(WHAT THE EXERCISE ASKS): Search the data for the word "laatste". Reproduce every line where it is found.

--- Start ---

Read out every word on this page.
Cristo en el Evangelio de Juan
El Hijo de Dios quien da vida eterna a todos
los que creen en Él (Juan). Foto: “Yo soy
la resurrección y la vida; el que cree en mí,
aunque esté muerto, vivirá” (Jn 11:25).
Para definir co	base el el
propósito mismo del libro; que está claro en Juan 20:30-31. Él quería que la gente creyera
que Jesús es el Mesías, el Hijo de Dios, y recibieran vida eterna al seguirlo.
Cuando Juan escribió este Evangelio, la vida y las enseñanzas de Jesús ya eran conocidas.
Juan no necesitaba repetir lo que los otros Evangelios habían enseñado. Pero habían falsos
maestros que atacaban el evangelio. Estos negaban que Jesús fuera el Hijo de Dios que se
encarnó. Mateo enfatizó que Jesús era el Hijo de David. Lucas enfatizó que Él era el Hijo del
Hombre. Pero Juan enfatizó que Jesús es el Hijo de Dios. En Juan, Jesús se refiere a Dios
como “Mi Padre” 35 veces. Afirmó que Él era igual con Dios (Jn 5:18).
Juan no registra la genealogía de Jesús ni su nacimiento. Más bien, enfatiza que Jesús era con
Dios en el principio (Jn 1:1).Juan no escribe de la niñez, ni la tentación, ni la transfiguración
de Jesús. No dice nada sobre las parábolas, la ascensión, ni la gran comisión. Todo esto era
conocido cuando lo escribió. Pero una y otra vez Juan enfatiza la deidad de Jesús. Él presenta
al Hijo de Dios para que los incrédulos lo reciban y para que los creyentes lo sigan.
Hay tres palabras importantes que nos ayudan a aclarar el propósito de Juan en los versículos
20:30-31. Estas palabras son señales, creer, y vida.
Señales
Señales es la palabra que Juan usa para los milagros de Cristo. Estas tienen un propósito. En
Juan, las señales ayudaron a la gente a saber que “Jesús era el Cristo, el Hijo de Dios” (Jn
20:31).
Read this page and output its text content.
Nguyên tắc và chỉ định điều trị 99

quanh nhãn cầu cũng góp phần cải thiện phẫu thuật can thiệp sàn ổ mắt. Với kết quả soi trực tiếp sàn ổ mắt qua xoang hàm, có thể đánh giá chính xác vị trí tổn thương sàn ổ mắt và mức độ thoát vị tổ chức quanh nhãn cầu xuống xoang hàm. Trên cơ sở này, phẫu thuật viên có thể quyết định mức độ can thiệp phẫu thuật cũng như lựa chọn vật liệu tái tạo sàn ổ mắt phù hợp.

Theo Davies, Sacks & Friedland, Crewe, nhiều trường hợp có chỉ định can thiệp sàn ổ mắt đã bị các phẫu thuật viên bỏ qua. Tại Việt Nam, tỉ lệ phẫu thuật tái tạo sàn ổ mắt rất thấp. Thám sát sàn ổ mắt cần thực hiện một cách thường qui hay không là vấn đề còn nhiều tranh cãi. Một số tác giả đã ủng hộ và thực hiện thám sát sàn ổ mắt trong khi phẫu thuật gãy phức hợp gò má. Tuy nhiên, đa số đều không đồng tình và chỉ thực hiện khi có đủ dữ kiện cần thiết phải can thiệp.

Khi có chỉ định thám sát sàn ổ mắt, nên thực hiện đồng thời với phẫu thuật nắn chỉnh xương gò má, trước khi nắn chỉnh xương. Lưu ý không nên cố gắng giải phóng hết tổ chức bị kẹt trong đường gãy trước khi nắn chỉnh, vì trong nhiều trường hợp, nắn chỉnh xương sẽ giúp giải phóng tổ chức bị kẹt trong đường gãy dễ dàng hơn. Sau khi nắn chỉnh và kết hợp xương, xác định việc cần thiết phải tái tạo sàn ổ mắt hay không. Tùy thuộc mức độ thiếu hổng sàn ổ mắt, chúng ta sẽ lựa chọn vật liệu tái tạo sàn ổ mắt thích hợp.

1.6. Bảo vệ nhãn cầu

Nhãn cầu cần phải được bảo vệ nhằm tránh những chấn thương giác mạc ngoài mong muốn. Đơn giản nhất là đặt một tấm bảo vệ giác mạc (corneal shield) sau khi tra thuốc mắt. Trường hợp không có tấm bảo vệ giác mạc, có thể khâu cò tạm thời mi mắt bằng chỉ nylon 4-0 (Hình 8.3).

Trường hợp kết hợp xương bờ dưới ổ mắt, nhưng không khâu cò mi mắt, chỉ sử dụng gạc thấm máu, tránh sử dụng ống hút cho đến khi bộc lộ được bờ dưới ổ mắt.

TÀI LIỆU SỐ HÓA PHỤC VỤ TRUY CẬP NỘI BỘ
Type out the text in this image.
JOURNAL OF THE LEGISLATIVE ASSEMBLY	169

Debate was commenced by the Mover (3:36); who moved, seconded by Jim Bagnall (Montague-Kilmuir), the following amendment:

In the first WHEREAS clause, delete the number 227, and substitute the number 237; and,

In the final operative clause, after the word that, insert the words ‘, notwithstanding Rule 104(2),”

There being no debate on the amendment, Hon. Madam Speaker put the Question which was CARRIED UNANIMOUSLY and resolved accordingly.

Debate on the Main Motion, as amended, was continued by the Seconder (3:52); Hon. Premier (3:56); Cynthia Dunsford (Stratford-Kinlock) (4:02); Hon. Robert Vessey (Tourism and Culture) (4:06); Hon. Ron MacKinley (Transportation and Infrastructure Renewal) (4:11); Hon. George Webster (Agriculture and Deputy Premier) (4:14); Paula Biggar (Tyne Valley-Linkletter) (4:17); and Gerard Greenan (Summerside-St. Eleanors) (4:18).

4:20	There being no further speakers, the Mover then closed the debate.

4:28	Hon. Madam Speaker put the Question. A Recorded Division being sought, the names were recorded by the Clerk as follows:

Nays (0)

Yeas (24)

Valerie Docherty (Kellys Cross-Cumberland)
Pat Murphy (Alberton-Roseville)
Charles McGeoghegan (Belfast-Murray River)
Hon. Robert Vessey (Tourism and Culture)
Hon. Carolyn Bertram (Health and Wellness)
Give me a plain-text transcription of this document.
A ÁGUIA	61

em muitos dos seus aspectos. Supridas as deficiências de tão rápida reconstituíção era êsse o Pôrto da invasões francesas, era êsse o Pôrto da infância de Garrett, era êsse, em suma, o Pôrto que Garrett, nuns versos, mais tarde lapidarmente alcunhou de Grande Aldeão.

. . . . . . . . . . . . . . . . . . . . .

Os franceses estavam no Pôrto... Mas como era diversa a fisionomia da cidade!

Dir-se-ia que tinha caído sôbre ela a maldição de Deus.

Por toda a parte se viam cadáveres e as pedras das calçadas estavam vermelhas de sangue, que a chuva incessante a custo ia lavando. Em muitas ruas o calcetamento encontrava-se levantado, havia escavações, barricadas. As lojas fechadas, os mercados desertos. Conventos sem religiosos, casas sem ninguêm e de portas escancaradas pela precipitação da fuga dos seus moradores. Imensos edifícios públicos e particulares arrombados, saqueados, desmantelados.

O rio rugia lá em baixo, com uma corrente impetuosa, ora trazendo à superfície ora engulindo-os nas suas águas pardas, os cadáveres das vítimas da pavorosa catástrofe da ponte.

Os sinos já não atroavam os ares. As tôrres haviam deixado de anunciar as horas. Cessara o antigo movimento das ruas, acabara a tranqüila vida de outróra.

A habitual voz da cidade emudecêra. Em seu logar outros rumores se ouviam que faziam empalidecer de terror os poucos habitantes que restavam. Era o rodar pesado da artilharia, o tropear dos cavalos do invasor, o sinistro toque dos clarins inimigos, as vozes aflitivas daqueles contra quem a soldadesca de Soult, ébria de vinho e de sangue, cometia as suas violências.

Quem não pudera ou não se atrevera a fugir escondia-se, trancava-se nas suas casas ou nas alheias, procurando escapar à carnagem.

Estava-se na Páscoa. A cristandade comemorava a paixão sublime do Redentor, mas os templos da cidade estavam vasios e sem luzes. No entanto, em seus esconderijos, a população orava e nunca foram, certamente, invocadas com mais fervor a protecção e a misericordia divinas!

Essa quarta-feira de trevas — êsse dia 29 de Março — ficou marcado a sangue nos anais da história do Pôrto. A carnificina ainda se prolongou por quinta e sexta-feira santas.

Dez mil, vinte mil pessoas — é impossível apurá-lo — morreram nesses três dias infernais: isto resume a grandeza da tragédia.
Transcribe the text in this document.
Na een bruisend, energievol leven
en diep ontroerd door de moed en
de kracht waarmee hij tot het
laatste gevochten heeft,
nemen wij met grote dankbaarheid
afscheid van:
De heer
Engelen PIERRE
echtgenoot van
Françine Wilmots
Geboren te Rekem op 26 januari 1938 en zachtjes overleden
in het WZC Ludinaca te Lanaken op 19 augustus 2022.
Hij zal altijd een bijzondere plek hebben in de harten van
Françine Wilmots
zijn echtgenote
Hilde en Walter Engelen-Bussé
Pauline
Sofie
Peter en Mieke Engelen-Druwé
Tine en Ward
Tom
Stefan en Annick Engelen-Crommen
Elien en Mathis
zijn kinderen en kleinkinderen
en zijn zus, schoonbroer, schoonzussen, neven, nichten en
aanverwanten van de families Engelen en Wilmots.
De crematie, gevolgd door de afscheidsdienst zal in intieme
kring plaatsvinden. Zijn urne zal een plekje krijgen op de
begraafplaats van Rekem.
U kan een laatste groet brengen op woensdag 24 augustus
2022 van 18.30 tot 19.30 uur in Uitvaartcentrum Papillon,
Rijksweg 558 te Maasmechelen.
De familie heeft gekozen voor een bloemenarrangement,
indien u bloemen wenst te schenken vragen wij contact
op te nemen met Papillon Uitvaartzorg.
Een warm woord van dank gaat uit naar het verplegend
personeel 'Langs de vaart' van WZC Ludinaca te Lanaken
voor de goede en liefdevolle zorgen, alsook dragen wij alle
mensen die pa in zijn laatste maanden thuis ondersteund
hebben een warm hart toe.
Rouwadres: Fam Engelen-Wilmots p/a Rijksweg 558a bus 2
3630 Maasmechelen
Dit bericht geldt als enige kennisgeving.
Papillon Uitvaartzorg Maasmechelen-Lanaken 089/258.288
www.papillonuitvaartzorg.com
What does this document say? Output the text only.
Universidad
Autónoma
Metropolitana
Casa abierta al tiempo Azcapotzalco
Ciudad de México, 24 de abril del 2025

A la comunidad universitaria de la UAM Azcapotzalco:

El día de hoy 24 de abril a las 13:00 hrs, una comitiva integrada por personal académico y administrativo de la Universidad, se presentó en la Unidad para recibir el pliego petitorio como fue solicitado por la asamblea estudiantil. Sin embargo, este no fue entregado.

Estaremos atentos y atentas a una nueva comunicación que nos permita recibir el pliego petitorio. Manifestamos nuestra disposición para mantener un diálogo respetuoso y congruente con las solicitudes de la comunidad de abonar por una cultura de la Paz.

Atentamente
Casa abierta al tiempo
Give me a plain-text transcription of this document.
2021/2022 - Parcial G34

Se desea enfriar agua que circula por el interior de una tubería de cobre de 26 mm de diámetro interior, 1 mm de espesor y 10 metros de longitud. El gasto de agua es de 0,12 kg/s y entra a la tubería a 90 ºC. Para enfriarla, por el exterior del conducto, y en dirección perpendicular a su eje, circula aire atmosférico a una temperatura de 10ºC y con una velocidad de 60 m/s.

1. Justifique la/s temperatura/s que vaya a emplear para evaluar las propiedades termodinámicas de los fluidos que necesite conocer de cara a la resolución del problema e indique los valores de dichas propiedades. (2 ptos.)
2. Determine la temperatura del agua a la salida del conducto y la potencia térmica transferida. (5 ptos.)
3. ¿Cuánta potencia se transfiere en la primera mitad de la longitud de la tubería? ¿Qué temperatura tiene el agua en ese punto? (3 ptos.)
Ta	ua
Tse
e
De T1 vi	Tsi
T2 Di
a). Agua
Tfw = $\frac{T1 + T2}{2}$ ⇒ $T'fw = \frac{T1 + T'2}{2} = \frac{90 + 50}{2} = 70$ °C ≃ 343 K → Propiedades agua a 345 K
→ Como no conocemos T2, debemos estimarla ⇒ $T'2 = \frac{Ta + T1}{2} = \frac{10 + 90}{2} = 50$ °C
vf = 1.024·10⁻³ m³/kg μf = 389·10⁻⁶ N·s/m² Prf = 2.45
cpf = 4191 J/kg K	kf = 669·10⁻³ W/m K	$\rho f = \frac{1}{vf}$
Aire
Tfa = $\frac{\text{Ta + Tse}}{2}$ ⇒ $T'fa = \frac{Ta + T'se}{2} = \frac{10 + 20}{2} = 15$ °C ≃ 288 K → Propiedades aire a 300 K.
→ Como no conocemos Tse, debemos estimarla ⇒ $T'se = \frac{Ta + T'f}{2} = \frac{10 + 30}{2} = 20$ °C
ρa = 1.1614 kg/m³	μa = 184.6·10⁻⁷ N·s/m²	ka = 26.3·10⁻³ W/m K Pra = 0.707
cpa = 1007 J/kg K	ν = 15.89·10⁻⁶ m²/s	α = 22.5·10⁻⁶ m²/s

--- End ---

(OUTPUT BELOW):
laatste gevochten heeft,
U kan een laatste groet brengen op woensdag 24 augustus
mensen die pa in zijn laatste maanden thuis ondersteund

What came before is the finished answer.